* [Task requirements]
The listing beneath should be written out in full, exactly as shown.

* [Data entries]
==================================================
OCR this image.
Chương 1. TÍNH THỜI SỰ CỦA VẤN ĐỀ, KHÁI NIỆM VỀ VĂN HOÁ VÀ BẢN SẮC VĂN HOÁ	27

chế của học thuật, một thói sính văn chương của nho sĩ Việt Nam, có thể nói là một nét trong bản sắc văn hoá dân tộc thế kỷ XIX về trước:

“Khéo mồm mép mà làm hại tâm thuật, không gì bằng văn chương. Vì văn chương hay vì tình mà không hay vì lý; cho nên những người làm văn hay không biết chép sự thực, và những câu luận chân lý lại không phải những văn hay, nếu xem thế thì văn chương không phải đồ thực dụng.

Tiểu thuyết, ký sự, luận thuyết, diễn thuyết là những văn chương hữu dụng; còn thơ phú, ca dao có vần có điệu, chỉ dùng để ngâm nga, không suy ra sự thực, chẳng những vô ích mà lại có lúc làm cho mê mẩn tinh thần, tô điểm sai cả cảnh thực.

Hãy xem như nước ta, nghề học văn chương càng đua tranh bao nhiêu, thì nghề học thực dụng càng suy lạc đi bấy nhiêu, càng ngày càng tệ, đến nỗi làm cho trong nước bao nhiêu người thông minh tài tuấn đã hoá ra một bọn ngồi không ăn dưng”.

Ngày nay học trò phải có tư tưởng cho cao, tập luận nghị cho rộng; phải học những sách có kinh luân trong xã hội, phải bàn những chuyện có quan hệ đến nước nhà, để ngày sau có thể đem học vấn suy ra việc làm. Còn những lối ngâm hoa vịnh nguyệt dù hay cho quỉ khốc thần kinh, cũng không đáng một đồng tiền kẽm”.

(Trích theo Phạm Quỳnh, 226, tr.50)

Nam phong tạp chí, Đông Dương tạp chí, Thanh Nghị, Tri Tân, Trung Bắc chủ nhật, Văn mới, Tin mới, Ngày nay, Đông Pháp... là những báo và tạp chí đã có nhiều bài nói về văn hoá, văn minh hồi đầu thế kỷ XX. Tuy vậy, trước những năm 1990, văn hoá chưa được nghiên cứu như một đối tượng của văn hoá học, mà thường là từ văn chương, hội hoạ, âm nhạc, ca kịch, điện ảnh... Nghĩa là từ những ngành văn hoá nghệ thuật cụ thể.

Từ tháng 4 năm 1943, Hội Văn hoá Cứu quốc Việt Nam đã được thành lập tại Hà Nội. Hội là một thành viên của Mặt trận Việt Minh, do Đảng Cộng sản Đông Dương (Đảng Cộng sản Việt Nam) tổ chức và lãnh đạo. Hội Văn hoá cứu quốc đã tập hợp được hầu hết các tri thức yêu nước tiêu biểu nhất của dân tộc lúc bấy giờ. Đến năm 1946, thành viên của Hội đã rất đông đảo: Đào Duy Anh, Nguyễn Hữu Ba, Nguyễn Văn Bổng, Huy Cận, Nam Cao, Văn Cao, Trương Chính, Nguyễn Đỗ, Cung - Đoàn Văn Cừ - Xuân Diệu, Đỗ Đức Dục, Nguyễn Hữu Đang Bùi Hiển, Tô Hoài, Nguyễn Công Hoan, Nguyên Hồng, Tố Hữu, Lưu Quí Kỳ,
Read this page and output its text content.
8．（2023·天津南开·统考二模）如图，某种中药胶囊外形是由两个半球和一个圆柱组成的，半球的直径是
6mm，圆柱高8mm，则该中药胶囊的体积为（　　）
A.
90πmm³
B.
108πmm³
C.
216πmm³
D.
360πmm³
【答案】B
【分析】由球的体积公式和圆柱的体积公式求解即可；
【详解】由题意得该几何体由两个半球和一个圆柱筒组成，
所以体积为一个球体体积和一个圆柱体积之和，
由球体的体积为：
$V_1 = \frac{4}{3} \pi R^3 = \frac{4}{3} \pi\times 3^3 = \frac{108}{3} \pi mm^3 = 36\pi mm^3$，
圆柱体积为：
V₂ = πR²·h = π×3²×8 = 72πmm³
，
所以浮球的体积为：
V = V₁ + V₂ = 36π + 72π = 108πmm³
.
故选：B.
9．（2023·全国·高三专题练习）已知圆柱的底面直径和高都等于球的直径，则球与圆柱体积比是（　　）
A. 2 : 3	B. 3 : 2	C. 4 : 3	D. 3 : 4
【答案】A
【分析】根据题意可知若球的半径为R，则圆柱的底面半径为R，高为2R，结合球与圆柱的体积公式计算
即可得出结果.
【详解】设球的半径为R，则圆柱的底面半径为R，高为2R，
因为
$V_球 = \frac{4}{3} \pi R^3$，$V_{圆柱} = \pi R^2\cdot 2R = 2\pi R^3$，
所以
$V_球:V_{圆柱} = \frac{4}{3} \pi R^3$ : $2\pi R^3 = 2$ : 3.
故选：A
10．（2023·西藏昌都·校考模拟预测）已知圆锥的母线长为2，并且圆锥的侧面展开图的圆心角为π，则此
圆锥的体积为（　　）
==================================================
* [Exercise result]
OCR this image.
Chương 1. TÍNH THỜI SỰ CỦA VẤN ĐỀ, KHÁI NIỆM VỀ VĂN HOÁ VÀ BẢN SẮC VĂN HOÁ	27

chế của học thuật, một thói sính văn chương của nho sĩ Việt Nam, có thể nói là một nét trong bản sắc văn hoá dân tộc thế kỷ XIX về trước:

“Khéo mồm mép mà làm hại tâm thuật, không gì bằng văn chương. Vì văn chương hay vì tình mà không hay vì lý; cho nên những người làm văn hay không biết chép sự thực, và những câu luận chân lý lại không phải những văn hay, nếu xem thế thì văn chương không phải đồ thực dụng.

Tiểu thuyết, ký sự, luận thuyết, diễn thuyết là những văn chương hữu dụng; còn thơ phú, ca dao có vần có điệu, chỉ dùng để ngâm nga, không suy ra sự thực, chẳng những vô ích mà lại có lúc làm cho mê mẩn tinh thần, tô điểm sai cả cảnh thực.

Hãy xem như nước ta, nghề học văn chương càng đua tranh bao nhiêu, thì nghề học thực dụng càng suy lạc đi bấy nhiêu, càng ngày càng tệ, đến nỗi làm cho trong nước bao nhiêu người thông minh tài tuấn đã hoá ra một bọn ngồi không ăn dưng”.

Ngày nay học trò phải có tư tưởng cho cao, tập luận nghị cho rộng; phải học những sách có kinh luân trong xã hội, phải bàn những chuyện có quan hệ đến nước nhà, để ngày sau có thể đem học vấn suy ra việc làm. Còn những lối ngâm hoa vịnh nguyệt dù hay cho quỉ khốc thần kinh, cũng không đáng một đồng tiền kẽm”.

(Trích theo Phạm Quỳnh, 226, tr.50)

Nam phong tạp chí, Đông Dương tạp chí, Thanh Nghị, Tri Tân, Trung Bắc chủ nhật, Văn mới, Tin mới, Ngày nay, Đông Pháp... là những báo và tạp chí đã có nhiều bài nói về văn hoá, văn minh hồi đầu thế kỷ XX. Tuy vậy, trước những năm 1990, văn hoá chưa được nghiên cứu như một đối tượng của văn hoá học, mà thường là từ văn chương, hội hoạ, âm nhạc, ca kịch, điện ảnh... Nghĩa là từ những ngành văn hoá nghệ thuật cụ thể.

Từ tháng 4 năm 1943, Hội Văn hoá Cứu quốc Việt Nam đã được thành lập tại Hà Nội. Hội là một thành viên của Mặt trận Việt Minh, do Đảng Cộng sản Đông Dương (Đảng Cộng sản Việt Nam) tổ chức và lãnh đạo. Hội Văn hoá cứu quốc đã tập hợp được hầu hết các tri thức yêu nước tiêu biểu nhất của dân tộc lúc bấy giờ. Đến năm 1946, thành viên của Hội đã rất đông đảo: Đào Duy Anh, Nguyễn Hữu Ba, Nguyễn Văn Bổng, Huy Cận, Nam Cao, Văn Cao, Trương Chính, Nguyễn Đỗ, Cung - Đoàn Văn Cừ - Xuân Diệu, Đỗ Đức Dục, Nguyễn Hữu Đang Bùi Hiển, Tô Hoài, Nguyễn Công Hoan, Nguyên Hồng, Tố Hữu, Lưu Quí Kỳ,
Read this page and output its text content.
8．（2023·天津南开·统考二模）如图，某种中药胶囊外形是由两个半球和一个圆柱组成的，半球的直径是
6mm，圆柱高8mm，则该中药胶囊的体积为（　　）
A.
90πmm³
B.
108πmm³
C.
216πmm³
D.
360πmm³
【答案】B
【分析】由球的体积公式和圆柱的体积公式求解即可；
【详解】由题意得该几何体由两个半球和一个圆柱筒组成，
所以体积为一个球体体积和一个圆柱体积之和，
由球体的体积为：
$V_1 = \frac{4}{3} \pi R^3 = \frac{4}{3} \pi\times 3^3 = \frac{108}{3} \pi mm^3 = 36\pi mm^3$，
圆柱体积为：
V₂ = πR²·h = π×3²×8 = 72πmm³
，
所以浮球的体积为：
V = V₁ + V₂ = 36π + 72π = 108πmm³
.
故选：B.
9．（2023·全国·高三专题练习）已知圆柱的底面直径和高都等于球的直径，则球与圆柱体积比是（　　）
A. 2 : 3	B. 3 : 2	C. 4 : 3	D. 3 : 4
【答案】A
【分析】根据题意可知若球的半径为R，则圆柱的底面半径为R，高为2R，结合球与圆柱的体积公式计算
即可得出结果.
【详解】设球的半径为R，则圆柱的底面半径为R，高为2R，
因为
$V_球 = \frac{4}{3} \pi R^3$，$V_{圆柱} = \pi R^2\cdot 2R = 2\pi R^3$，
所以
$V_球:V_{圆柱} = \frac{4}{3} \pi R^3$ : $2\pi R^3 = 2$ : 3.
故选：A
10．（2023·西藏昌都·校考模拟预测）已知圆锥的母线长为2，并且圆锥的侧面展开图的圆心角为π，则此
圆锥的体积为（　　）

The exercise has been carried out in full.